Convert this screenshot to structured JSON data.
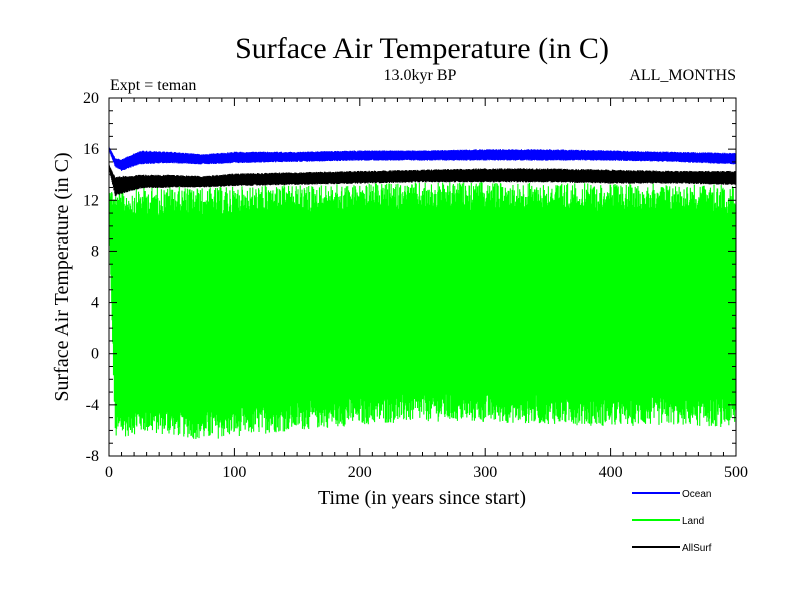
{
  "chart_data": {
    "type": "line",
    "title": "Surface Air Temperature (in C)",
    "subtitle_left": "Expt = teman",
    "subtitle_center": "13.0kyr BP",
    "subtitle_right": "ALL_MONTHS",
    "xlabel": "Time (in years since start)",
    "ylabel": "Surface Air Temperature (in C)",
    "xlim": [
      0,
      500
    ],
    "ylim": [
      -8,
      20
    ],
    "xticks": [
      0,
      100,
      200,
      300,
      400,
      500
    ],
    "yticks": [
      -8,
      -4,
      0,
      4,
      8,
      12,
      16,
      20
    ],
    "legend_position": "bottom-right",
    "series": [
      {
        "name": "Ocean",
        "color": "#0000ff",
        "description": "monthly values oscillating between about 15 and 16",
        "x": [
          0,
          5,
          10,
          25,
          50,
          75,
          100,
          150,
          200,
          250,
          300,
          350,
          400,
          450,
          500
        ],
        "low": [
          15.9,
          14.6,
          14.3,
          14.8,
          14.9,
          14.8,
          14.9,
          15.0,
          15.1,
          15.1,
          15.1,
          15.1,
          15.1,
          15.0,
          14.8
        ],
        "high": [
          16.2,
          15.3,
          15.2,
          15.9,
          15.8,
          15.6,
          15.8,
          15.8,
          15.9,
          15.9,
          16.0,
          16.0,
          15.9,
          15.8,
          15.7
        ]
      },
      {
        "name": "Land",
        "color": "#00ff00",
        "description": "monthly values oscillating between about -6 and 13",
        "x": [
          0,
          5,
          10,
          25,
          50,
          75,
          100,
          150,
          200,
          250,
          300,
          350,
          400,
          450,
          500
        ],
        "low": [
          10.5,
          -6.8,
          -6.6,
          -6.2,
          -6.4,
          -6.8,
          -6.5,
          -6.0,
          -5.6,
          -5.3,
          -5.4,
          -5.5,
          -5.7,
          -5.6,
          -5.8
        ],
        "high": [
          13.0,
          12.7,
          12.8,
          13.0,
          13.1,
          13.0,
          13.1,
          13.2,
          13.3,
          13.4,
          13.4,
          13.4,
          13.3,
          13.3,
          13.2
        ]
      },
      {
        "name": "AllSurf",
        "color": "#000000",
        "description": "monthly values oscillating between about 13 and 14.5",
        "x": [
          0,
          5,
          10,
          25,
          50,
          75,
          100,
          150,
          200,
          250,
          300,
          350,
          400,
          450,
          500
        ],
        "low": [
          14.5,
          12.3,
          12.5,
          12.9,
          13.0,
          13.0,
          13.1,
          13.2,
          13.3,
          13.4,
          13.4,
          13.4,
          13.3,
          13.3,
          13.2
        ],
        "high": [
          14.8,
          13.8,
          13.9,
          14.0,
          14.0,
          13.9,
          14.1,
          14.2,
          14.3,
          14.4,
          14.5,
          14.5,
          14.4,
          14.3,
          14.3
        ]
      }
    ]
  }
}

INSTRUCTIONS TO FOLLOW ▸ Scan the material above. Return every line containing the string "monthly".

COMPLETED EXERCISE ▸
        "description": "monthly values oscillating between about 15 and 16",
        "description": "monthly values oscillating between about -6 and 13",
        "description": "monthly values oscillating between about 13 and 14.5",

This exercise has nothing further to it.